* **Short task**:
Transcribe each entry below exactly. Pictures do not go in the copy.

* **Chart and figure data**:
-----

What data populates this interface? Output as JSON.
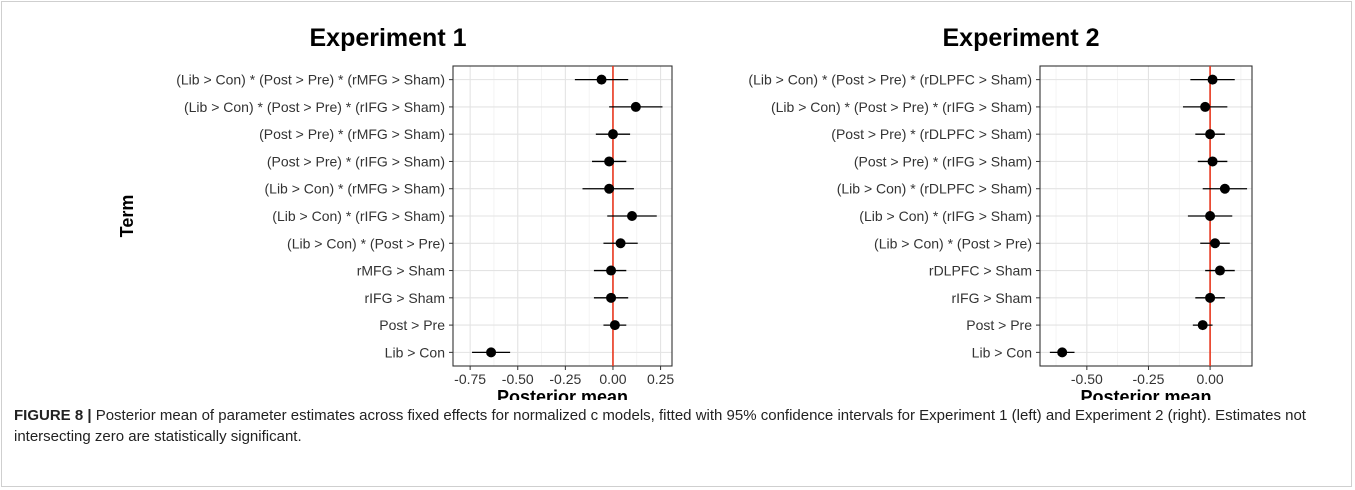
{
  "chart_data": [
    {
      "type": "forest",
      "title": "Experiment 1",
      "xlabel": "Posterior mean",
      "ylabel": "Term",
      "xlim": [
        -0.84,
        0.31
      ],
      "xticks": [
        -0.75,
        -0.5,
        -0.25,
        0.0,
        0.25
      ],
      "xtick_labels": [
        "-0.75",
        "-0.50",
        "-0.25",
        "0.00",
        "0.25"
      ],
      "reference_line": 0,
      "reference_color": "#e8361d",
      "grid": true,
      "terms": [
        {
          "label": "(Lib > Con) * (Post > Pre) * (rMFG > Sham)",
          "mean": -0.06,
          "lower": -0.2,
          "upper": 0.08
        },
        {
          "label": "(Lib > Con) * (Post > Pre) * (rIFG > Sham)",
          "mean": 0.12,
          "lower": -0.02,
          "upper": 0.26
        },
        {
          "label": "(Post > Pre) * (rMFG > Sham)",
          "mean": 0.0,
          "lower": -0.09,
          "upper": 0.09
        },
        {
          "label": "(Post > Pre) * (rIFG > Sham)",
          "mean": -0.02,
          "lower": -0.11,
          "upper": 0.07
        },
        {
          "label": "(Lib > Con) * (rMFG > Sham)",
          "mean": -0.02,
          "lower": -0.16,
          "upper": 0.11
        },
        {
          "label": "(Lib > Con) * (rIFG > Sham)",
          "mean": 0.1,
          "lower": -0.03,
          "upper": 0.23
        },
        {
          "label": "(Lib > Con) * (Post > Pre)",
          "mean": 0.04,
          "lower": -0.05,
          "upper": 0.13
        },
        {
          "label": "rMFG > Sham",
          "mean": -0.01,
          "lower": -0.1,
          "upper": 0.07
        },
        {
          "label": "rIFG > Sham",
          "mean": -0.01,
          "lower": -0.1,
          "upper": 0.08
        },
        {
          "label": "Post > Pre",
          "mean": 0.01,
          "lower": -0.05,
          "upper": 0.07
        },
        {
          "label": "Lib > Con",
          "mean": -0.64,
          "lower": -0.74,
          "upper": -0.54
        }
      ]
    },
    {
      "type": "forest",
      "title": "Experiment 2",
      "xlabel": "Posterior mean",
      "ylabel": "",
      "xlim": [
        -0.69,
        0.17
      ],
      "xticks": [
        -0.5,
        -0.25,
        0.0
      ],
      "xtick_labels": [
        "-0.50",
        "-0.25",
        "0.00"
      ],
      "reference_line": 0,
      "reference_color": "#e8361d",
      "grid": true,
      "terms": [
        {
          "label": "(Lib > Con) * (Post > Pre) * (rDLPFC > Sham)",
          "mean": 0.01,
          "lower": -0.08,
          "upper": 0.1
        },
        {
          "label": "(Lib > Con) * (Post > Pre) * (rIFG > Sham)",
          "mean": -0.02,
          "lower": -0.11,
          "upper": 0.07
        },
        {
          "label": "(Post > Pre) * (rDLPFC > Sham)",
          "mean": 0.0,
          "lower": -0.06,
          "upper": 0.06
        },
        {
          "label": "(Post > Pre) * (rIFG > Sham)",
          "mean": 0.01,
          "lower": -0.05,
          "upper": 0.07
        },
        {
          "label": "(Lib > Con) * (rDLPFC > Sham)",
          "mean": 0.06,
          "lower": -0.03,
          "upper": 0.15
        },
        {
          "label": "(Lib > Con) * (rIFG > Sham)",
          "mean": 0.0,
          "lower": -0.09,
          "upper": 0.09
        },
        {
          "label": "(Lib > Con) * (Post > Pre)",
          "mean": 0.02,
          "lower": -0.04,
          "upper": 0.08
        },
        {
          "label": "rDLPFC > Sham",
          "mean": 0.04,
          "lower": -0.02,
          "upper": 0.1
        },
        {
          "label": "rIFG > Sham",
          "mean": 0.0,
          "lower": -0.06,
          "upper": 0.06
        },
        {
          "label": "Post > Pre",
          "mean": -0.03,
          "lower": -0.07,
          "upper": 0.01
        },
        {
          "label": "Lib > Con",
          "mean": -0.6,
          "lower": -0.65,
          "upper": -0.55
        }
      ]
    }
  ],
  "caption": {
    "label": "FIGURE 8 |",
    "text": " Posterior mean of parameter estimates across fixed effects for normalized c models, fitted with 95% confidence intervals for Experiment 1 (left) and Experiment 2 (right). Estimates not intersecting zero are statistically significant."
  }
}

-----

* **Solution for this task**:
What data populates this interface? Output as JSON.
{
  "chart_data": [
    {
      "type": "forest",
      "title": "Experiment 1",
      "xlabel": "Posterior mean",
      "ylabel": "Term",
      "xlim": [
        -0.84,
        0.31
      ],
      "xticks": [
        -0.75,
        -0.5,
        -0.25,
        0.0,
        0.25
      ],
      "xtick_labels": [
        "-0.75",
        "-0.50",
        "-0.25",
        "0.00",
        "0.25"
      ],
      "reference_line": 0,
      "reference_color": "#e8361d",
      "grid": true,
      "terms": [
        {
          "label": "(Lib > Con) * (Post > Pre) * (rMFG > Sham)",
          "mean": -0.06,
          "lower": -0.2,
          "upper": 0.08
        },
        {
          "label": "(Lib > Con) * (Post > Pre) * (rIFG > Sham)",
          "mean": 0.12,
          "lower": -0.02,
          "upper": 0.26
        },
        {
          "label": "(Post > Pre) * (rMFG > Sham)",
          "mean": 0.0,
          "lower": -0.09,
          "upper": 0.09
        },
        {
          "label": "(Post > Pre) * (rIFG > Sham)",
          "mean": -0.02,
          "lower": -0.11,
          "upper": 0.07
        },
        {
          "label": "(Lib > Con) * (rMFG > Sham)",
          "mean": -0.02,
          "lower": -0.16,
          "upper": 0.11
        },
        {
          "label": "(Lib > Con) * (rIFG > Sham)",
          "mean": 0.1,
          "lower": -0.03,
          "upper": 0.23
        },
        {
          "label": "(Lib > Con) * (Post > Pre)",
          "mean": 0.04,
          "lower": -0.05,
          "upper": 0.13
        },
        {
          "label": "rMFG > Sham",
          "mean": -0.01,
          "lower": -0.1,
          "upper": 0.07
        },
        {
          "label": "rIFG > Sham",
          "mean": -0.01,
          "lower": -0.1,
          "upper": 0.08
        },
        {
          "label": "Post > Pre",
          "mean": 0.01,
          "lower": -0.05,
          "upper": 0.07
        },
        {
          "label": "Lib > Con",
          "mean": -0.64,
          "lower": -0.74,
          "upper": -0.54
        }
      ]
    },
    {
      "type": "forest",
      "title": "Experiment 2",
      "xlabel": "Posterior mean",
      "ylabel": "",
      "xlim": [
        -0.69,
        0.17
      ],
      "xticks": [
        -0.5,
        -0.25,
        0.0
      ],
      "xtick_labels": [
        "-0.50",
        "-0.25",
        "0.00"
      ],
      "reference_line": 0,
      "reference_color": "#e8361d",
      "grid": true,
      "terms": [
        {
          "label": "(Lib > Con) * (Post > Pre) * (rDLPFC > Sham)",
          "mean": 0.01,
          "lower": -0.08,
          "upper": 0.1
        },
        {
          "label": "(Lib > Con) * (Post > Pre) * (rIFG > Sham)",
          "mean": -0.02,
          "lower": -0.11,
          "upper": 0.07
        },
        {
          "label": "(Post > Pre) * (rDLPFC > Sham)",
          "mean": 0.0,
          "lower": -0.06,
          "upper": 0.06
        },
        {
          "label": "(Post > Pre) * (rIFG > Sham)",
          "mean": 0.01,
          "lower": -0.05,
          "upper": 0.07
        },
        {
          "label": "(Lib > Con) * (rDLPFC > Sham)",
          "mean": 0.06,
          "lower": -0.03,
          "upper": 0.15
        },
        {
          "label": "(Lib > Con) * (rIFG > Sham)",
          "mean": 0.0,
          "lower": -0.09,
          "upper": 0.09
        },
        {
          "label": "(Lib > Con) * (Post > Pre)",
          "mean": 0.02,
          "lower": -0.04,
          "upper": 0.08
        },
        {
          "label": "rDLPFC > Sham",
          "mean": 0.04,
          "lower": -0.02,
          "upper": 0.1
        },
        {
          "label": "rIFG > Sham",
          "mean": 0.0,
          "lower": -0.06,
          "upper": 0.06
        },
        {
          "label": "Post > Pre",
          "mean": -0.03,
          "lower": -0.07,
          "upper": 0.01
        },
        {
          "label": "Lib > Con",
          "mean": -0.6,
          "lower": -0.65,
          "upper": -0.55
        }
      ]
    }
  ],
  "caption": {
    "label": "FIGURE 8 |",
    "text": " Posterior mean of parameter estimates across fixed effects for normalized c models, fitted with 95% confidence intervals for Experiment 1 (left) and Experiment 2 (right). Estimates not intersecting zero are statistically significant."
  }
}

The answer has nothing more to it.